Required task: Pull out every line from the listing that has the word "JSON".

(Extracted data entries)
## Start

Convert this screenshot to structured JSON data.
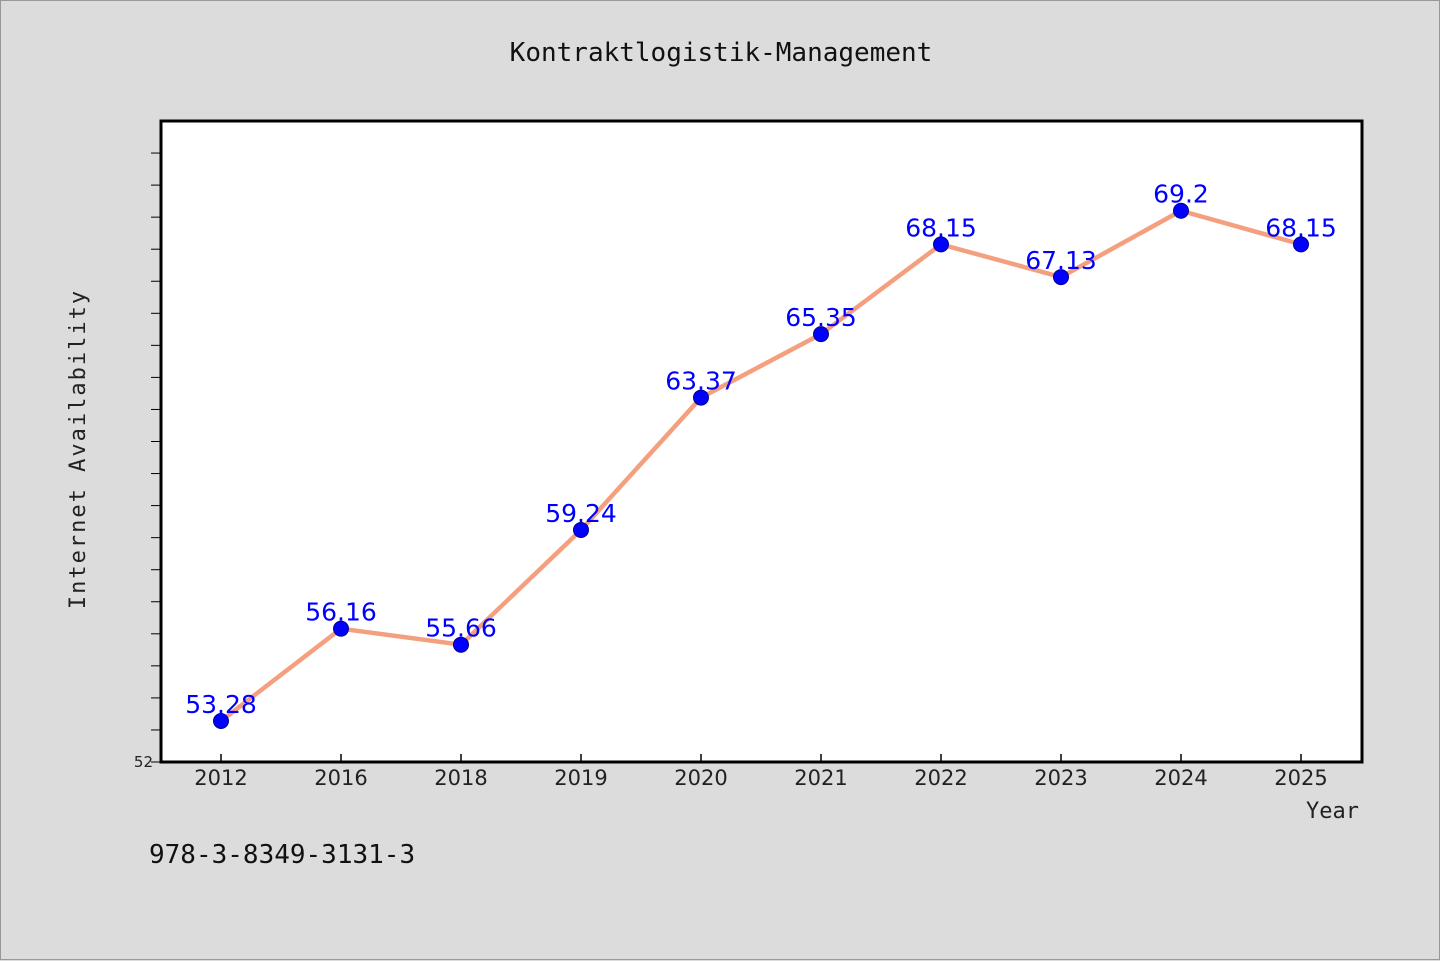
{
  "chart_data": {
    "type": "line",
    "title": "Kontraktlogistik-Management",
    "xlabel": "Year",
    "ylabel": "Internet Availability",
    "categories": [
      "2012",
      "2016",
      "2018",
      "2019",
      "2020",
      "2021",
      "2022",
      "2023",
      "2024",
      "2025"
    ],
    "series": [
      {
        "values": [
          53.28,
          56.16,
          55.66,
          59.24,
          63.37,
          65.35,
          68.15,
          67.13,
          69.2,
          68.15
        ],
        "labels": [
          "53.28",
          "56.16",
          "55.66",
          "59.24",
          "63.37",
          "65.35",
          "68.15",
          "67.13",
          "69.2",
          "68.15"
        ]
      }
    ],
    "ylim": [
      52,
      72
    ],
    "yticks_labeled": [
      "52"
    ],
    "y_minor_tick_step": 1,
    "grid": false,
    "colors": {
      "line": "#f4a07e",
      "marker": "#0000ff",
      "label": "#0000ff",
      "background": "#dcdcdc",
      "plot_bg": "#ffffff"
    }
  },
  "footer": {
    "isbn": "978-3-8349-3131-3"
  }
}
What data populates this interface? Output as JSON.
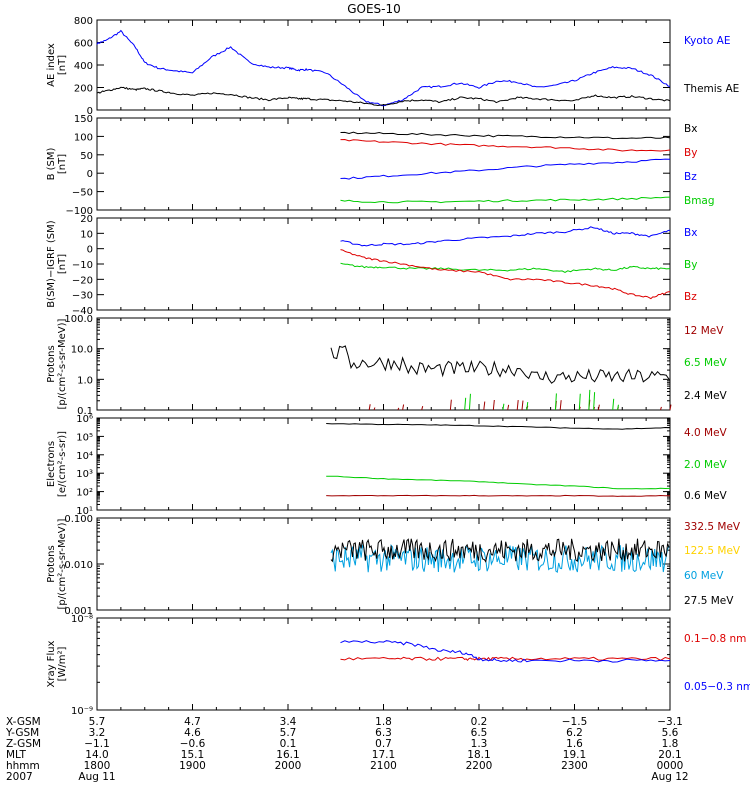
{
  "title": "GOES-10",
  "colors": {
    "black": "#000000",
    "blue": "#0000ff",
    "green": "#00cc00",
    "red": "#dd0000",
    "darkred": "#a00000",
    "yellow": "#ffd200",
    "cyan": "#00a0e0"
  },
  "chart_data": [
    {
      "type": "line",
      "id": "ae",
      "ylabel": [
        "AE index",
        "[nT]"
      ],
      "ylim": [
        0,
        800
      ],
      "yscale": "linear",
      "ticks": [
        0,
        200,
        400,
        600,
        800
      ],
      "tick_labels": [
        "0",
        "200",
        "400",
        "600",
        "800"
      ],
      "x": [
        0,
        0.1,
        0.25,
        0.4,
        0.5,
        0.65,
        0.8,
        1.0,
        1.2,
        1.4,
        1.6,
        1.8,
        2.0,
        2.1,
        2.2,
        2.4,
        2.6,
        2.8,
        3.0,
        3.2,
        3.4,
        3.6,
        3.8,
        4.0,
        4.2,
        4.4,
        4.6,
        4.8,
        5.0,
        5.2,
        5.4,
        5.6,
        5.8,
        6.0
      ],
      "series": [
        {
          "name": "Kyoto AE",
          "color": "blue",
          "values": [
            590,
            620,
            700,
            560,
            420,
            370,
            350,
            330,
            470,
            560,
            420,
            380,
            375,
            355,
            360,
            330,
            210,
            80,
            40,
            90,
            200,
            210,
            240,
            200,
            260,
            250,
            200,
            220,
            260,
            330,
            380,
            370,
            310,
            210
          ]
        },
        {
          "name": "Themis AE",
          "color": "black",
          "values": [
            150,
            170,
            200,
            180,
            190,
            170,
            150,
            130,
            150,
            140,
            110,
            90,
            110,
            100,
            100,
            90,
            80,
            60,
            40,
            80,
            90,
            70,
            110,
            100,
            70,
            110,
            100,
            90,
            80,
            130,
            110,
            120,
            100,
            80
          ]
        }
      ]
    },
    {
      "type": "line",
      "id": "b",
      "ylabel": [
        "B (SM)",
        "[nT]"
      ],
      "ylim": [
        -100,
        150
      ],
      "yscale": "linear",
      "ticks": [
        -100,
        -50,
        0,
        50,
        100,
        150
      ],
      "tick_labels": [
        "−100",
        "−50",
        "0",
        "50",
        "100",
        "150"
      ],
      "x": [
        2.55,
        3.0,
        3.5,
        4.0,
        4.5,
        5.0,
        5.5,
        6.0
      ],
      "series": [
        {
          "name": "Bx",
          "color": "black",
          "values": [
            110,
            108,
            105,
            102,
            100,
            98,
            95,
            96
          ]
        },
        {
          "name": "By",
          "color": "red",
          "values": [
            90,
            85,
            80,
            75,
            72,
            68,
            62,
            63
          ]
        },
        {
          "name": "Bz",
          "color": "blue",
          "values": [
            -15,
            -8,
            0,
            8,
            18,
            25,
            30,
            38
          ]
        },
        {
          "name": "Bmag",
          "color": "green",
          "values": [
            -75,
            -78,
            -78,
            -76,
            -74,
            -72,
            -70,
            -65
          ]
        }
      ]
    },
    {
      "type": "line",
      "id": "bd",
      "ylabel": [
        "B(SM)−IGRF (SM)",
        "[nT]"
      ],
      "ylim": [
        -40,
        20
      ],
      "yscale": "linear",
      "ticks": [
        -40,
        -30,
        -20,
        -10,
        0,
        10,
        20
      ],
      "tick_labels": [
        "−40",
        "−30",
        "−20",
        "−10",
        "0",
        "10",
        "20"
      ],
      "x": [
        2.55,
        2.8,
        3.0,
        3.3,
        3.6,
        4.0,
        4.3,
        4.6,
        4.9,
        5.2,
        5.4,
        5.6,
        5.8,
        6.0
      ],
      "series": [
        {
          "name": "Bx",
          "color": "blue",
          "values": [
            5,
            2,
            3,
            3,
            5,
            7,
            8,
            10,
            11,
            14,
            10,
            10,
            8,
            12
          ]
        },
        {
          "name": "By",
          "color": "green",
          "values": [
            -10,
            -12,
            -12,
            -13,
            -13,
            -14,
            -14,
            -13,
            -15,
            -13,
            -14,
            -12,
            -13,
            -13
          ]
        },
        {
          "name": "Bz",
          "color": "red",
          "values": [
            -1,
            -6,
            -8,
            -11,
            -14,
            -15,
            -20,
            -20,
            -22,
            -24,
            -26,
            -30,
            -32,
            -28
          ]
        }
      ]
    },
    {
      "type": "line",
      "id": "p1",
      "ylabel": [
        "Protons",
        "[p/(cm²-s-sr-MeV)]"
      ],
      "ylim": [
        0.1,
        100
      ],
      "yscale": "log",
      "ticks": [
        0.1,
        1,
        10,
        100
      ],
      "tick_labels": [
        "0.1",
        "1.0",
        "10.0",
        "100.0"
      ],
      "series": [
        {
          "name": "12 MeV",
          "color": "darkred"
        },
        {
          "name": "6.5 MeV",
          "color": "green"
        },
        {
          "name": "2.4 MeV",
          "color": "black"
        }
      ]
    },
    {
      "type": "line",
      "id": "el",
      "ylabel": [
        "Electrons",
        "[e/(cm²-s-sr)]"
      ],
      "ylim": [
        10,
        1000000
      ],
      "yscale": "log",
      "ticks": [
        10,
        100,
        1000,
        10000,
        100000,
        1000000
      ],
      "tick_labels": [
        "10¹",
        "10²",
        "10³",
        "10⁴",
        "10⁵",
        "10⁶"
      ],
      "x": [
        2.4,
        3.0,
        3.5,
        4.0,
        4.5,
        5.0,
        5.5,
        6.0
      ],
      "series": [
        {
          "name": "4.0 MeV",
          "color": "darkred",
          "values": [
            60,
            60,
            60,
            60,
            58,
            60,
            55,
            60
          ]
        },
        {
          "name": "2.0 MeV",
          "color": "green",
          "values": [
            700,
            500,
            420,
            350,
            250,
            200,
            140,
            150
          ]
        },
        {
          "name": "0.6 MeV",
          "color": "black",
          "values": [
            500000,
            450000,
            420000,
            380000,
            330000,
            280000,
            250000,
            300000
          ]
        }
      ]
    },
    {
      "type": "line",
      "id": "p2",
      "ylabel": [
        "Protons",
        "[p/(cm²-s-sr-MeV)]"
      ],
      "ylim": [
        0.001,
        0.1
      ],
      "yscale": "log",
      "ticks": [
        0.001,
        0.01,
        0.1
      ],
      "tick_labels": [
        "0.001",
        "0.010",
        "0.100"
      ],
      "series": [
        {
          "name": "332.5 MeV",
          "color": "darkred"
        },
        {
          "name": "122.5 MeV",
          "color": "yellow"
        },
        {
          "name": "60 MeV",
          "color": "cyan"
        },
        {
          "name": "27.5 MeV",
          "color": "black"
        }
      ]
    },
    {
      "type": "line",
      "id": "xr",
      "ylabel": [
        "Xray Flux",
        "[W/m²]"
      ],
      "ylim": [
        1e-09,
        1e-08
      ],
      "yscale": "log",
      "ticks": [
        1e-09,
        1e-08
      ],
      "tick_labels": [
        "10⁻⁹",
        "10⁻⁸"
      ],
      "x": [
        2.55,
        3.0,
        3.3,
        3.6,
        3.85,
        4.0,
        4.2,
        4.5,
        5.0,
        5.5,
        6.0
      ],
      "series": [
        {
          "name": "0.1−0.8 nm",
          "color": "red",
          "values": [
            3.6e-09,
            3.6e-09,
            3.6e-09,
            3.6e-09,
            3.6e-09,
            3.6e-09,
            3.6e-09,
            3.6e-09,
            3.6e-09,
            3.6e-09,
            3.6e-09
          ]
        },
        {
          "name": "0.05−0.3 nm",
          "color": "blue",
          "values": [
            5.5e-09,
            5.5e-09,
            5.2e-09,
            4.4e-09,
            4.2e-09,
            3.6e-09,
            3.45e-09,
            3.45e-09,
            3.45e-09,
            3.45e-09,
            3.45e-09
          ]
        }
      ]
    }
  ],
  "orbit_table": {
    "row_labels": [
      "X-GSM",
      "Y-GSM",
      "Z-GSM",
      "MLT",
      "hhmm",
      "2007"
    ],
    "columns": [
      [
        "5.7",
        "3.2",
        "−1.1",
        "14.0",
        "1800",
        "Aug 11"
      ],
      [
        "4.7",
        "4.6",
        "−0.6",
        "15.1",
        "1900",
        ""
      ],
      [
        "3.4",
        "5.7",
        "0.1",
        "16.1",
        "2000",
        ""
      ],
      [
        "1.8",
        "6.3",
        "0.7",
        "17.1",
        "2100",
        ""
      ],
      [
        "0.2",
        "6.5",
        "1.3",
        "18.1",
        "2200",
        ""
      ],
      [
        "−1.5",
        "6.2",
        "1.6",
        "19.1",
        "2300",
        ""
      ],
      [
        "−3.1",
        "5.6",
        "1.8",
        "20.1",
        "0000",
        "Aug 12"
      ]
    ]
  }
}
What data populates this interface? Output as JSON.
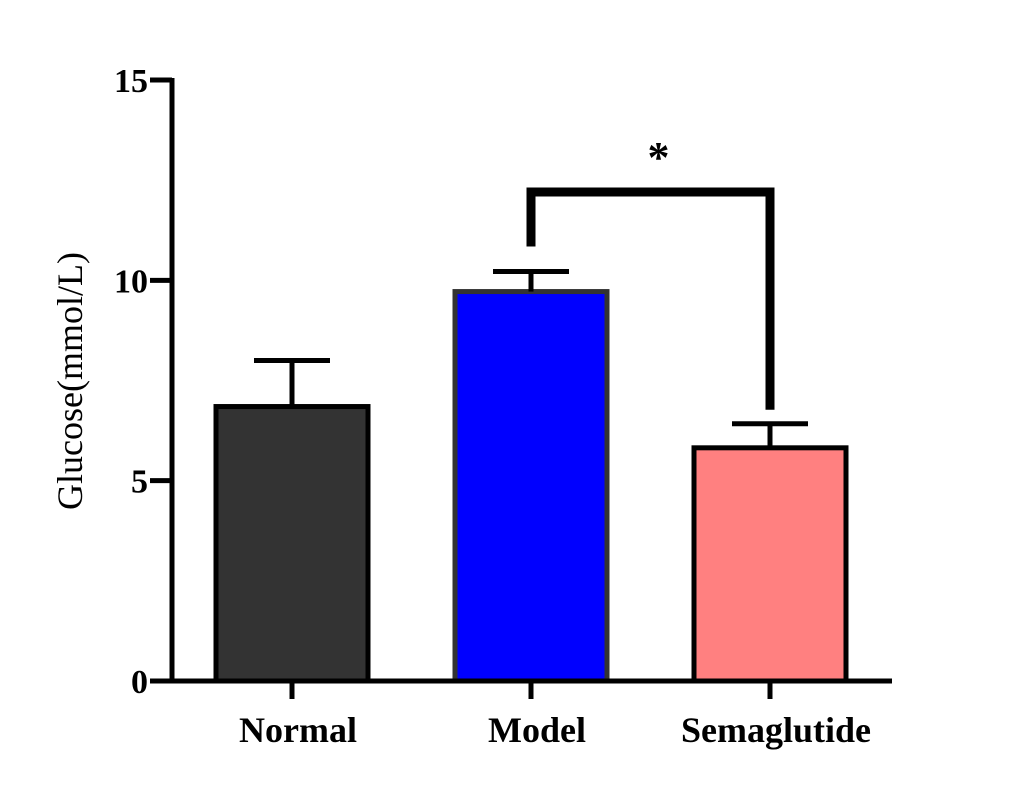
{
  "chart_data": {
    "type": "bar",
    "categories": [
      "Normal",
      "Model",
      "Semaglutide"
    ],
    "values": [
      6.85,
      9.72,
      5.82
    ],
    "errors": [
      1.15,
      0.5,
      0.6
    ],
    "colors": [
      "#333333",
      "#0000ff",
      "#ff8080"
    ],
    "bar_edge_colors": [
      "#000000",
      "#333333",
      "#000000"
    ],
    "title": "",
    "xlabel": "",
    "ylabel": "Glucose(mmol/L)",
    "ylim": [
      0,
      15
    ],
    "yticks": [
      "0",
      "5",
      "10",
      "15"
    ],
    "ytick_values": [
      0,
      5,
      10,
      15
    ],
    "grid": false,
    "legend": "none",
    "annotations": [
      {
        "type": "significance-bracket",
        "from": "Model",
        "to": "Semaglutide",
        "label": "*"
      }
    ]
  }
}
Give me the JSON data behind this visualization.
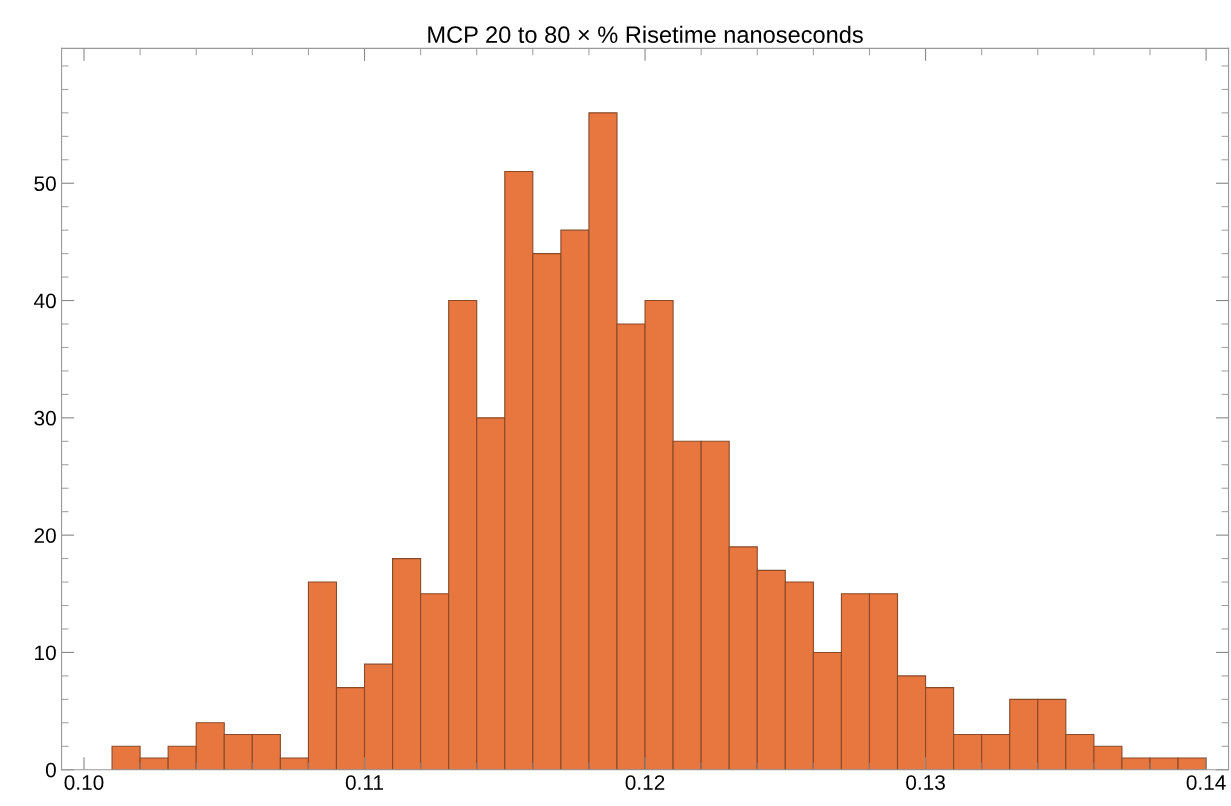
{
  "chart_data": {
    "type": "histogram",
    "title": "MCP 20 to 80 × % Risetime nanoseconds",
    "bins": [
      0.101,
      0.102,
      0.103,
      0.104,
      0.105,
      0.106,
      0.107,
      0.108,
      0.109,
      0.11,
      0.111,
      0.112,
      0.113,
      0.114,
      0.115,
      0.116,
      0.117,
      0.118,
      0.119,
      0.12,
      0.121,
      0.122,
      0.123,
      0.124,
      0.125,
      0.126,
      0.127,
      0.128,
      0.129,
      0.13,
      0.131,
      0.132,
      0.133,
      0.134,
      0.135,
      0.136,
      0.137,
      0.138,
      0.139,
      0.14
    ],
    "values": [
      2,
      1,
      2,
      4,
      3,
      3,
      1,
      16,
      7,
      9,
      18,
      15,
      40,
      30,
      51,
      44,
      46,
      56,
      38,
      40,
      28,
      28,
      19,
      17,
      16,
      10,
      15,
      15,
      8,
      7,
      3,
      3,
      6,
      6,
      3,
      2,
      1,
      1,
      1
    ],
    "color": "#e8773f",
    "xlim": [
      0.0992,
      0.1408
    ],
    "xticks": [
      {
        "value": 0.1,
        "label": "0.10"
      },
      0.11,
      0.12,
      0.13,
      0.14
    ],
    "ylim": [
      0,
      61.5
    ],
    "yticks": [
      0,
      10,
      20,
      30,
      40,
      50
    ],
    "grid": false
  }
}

## End

Exercise output:
Convert this screenshot to structured JSON data.
What data populates this interface? Output as JSON.
What data populates this interface? Output as JSON.
Give me the JSON data behind this visualization.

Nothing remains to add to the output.